(Saved data entries)
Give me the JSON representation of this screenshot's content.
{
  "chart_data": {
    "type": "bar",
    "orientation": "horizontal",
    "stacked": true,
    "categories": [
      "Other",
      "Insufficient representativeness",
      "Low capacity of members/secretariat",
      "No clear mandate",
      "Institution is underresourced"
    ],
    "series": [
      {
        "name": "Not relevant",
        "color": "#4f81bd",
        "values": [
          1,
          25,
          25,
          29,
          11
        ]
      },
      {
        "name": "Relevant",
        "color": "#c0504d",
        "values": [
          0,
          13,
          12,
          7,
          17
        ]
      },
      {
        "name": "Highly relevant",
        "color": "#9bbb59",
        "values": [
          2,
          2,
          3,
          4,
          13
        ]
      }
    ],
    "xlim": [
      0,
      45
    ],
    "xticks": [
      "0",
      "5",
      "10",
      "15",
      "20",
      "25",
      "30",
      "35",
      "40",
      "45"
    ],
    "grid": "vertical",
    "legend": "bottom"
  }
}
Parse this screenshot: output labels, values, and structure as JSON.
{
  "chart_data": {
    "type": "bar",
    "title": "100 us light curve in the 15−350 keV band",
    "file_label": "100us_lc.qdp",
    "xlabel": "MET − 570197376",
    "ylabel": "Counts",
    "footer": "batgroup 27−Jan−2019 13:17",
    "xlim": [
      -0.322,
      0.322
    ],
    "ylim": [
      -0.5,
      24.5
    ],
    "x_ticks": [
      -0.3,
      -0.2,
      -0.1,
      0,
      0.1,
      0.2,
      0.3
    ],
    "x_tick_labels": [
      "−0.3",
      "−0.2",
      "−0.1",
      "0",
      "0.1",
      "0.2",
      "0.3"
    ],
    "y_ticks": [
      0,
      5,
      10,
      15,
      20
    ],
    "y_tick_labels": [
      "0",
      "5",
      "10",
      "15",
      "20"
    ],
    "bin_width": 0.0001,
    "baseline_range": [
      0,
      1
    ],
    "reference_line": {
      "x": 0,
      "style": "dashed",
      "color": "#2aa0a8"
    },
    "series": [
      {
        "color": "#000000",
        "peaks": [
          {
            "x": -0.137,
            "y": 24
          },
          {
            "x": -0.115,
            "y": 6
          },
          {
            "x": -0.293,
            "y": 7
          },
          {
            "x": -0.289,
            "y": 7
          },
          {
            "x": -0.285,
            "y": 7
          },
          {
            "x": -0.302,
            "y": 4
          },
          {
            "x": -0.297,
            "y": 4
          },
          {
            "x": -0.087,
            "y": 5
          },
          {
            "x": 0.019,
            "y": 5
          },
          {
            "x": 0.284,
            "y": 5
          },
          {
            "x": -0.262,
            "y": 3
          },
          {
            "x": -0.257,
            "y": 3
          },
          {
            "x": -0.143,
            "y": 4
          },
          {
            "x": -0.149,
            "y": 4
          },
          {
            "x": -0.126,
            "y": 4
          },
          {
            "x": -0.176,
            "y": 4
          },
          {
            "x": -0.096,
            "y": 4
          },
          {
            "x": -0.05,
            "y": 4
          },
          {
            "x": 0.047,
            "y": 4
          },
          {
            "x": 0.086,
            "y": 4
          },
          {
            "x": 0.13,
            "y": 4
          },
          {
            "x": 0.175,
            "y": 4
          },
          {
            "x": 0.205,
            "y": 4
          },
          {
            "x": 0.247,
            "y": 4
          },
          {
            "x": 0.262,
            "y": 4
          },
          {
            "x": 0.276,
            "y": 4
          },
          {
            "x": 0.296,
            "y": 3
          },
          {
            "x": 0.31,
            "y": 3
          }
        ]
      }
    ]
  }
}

**Aim:** Above are the records; copy all of them exactly.

**Correct response:**
Give me the JSON representation of this screenshot's content.
{
  "chart_data": {
    "type": "bar",
    "orientation": "horizontal",
    "stacked": true,
    "categories": [
      "Other",
      "Insufficient representativeness",
      "Low capacity of members/secretariat",
      "No clear mandate",
      "Institution is underresourced"
    ],
    "series": [
      {
        "name": "Not relevant",
        "color": "#4f81bd",
        "values": [
          1,
          25,
          25,
          29,
          11
        ]
      },
      {
        "name": "Relevant",
        "color": "#c0504d",
        "values": [
          0,
          13,
          12,
          7,
          17
        ]
      },
      {
        "name": "Highly relevant",
        "color": "#9bbb59",
        "values": [
          2,
          2,
          3,
          4,
          13
        ]
      }
    ],
    "xlim": [
      0,
      45
    ],
    "xticks": [
      "0",
      "5",
      "10",
      "15",
      "20",
      "25",
      "30",
      "35",
      "40",
      "45"
    ],
    "grid": "vertical",
    "legend": "bottom"
  }
}
Parse this screenshot: output labels, values, and structure as JSON.
{
  "chart_data": {
    "type": "bar",
    "title": "100 us light curve in the 15−350 keV band",
    "file_label": "100us_lc.qdp",
    "xlabel": "MET − 570197376",
    "ylabel": "Counts",
    "footer": "batgroup 27−Jan−2019 13:17",
    "xlim": [
      -0.322,
      0.322
    ],
    "ylim": [
      -0.5,
      24.5
    ],
    "x_ticks": [
      -0.3,
      -0.2,
      -0.1,
      0,
      0.1,
      0.2,
      0.3
    ],
    "x_tick_labels": [
      "−0.3",
      "−0.2",
      "−0.1",
      "0",
      "0.1",
      "0.2",
      "0.3"
    ],
    "y_ticks": [
      0,
      5,
      10,
      15,
      20
    ],
    "y_tick_labels": [
      "0",
      "5",
      "10",
      "15",
      "20"
    ],
    "bin_width": 0.0001,
    "baseline_range": [
      0,
      1
    ],
    "reference_line": {
      "x": 0,
      "style": "dashed",
      "color": "#2aa0a8"
    },
    "series": [
      {
        "color": "#000000",
        "peaks": [
          {
            "x": -0.137,
            "y": 24
          },
          {
            "x": -0.115,
            "y": 6
          },
          {
            "x": -0.293,
            "y": 7
          },
          {
            "x": -0.289,
            "y": 7
          },
          {
            "x": -0.285,
            "y": 7
          },
          {
            "x": -0.302,
            "y": 4
          },
          {
            "x": -0.297,
            "y": 4
          },
          {
            "x": -0.087,
            "y": 5
          },
          {
            "x": 0.019,
            "y": 5
          },
          {
            "x": 0.284,
            "y": 5
          },
          {
            "x": -0.262,
            "y": 3
          },
          {
            "x": -0.257,
            "y": 3
          },
          {
            "x": -0.143,
            "y": 4
          },
          {
            "x": -0.149,
            "y": 4
          },
          {
            "x": -0.126,
            "y": 4
          },
          {
            "x": -0.176,
            "y": 4
          },
          {
            "x": -0.096,
            "y": 4
          },
          {
            "x": -0.05,
            "y": 4
          },
          {
            "x": 0.047,
            "y": 4
          },
          {
            "x": 0.086,
            "y": 4
          },
          {
            "x": 0.13,
            "y": 4
          },
          {
            "x": 0.175,
            "y": 4
          },
          {
            "x": 0.205,
            "y": 4
          },
          {
            "x": 0.247,
            "y": 4
          },
          {
            "x": 0.262,
            "y": 4
          },
          {
            "x": 0.276,
            "y": 4
          },
          {
            "x": 0.296,
            "y": 3
          },
          {
            "x": 0.31,
            "y": 3
          }
        ]
      }
    ]
  }
}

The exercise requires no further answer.